Among the records below, find each line that includes the string "content" and copy it.
start Input
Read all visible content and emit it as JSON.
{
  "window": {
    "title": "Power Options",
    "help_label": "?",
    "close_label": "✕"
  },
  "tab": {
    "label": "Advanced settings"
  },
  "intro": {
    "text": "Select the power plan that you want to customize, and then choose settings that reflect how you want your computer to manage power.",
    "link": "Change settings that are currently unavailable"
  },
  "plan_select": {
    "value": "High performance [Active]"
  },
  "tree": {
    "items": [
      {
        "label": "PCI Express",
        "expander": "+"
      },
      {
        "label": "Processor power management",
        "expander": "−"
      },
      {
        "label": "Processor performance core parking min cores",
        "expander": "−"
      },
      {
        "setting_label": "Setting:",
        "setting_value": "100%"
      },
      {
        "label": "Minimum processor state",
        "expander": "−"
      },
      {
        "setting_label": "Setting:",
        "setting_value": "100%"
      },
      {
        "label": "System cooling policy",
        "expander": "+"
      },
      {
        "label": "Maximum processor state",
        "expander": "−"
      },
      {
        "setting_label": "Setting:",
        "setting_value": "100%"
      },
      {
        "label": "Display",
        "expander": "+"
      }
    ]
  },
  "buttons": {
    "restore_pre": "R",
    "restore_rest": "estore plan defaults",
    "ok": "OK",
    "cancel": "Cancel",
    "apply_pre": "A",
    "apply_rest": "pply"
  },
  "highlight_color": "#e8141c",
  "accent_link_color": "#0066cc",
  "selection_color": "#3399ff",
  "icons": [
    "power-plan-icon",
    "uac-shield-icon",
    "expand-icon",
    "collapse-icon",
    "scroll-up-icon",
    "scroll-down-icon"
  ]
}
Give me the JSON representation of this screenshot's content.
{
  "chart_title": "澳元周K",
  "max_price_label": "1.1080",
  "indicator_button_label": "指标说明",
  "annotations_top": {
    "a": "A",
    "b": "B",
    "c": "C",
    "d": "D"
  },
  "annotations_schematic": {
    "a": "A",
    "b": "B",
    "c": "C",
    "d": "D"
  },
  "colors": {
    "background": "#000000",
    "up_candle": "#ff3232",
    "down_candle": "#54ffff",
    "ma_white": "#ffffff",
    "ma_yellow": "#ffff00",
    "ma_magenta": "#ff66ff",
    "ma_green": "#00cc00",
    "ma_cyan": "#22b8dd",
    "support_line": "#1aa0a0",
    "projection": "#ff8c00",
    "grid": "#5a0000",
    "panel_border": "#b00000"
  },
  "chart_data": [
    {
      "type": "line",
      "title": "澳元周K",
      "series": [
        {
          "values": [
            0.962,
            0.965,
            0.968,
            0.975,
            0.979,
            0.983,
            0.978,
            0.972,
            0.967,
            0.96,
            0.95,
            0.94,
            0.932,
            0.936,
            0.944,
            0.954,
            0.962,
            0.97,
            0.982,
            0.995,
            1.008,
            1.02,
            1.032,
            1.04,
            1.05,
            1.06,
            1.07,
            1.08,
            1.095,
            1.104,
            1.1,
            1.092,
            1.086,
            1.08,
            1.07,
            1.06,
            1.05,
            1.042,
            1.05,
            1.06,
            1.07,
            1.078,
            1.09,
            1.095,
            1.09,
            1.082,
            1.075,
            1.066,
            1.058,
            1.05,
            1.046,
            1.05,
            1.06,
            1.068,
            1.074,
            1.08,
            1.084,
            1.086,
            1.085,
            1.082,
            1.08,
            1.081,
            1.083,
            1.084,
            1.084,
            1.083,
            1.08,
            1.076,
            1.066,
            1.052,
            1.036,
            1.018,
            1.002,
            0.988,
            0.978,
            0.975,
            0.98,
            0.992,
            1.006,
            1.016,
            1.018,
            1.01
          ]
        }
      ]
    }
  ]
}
end Input
:: Full response ::
Read all visible content and emit it as JSON.
Give me the JSON representation of this screenshot's content.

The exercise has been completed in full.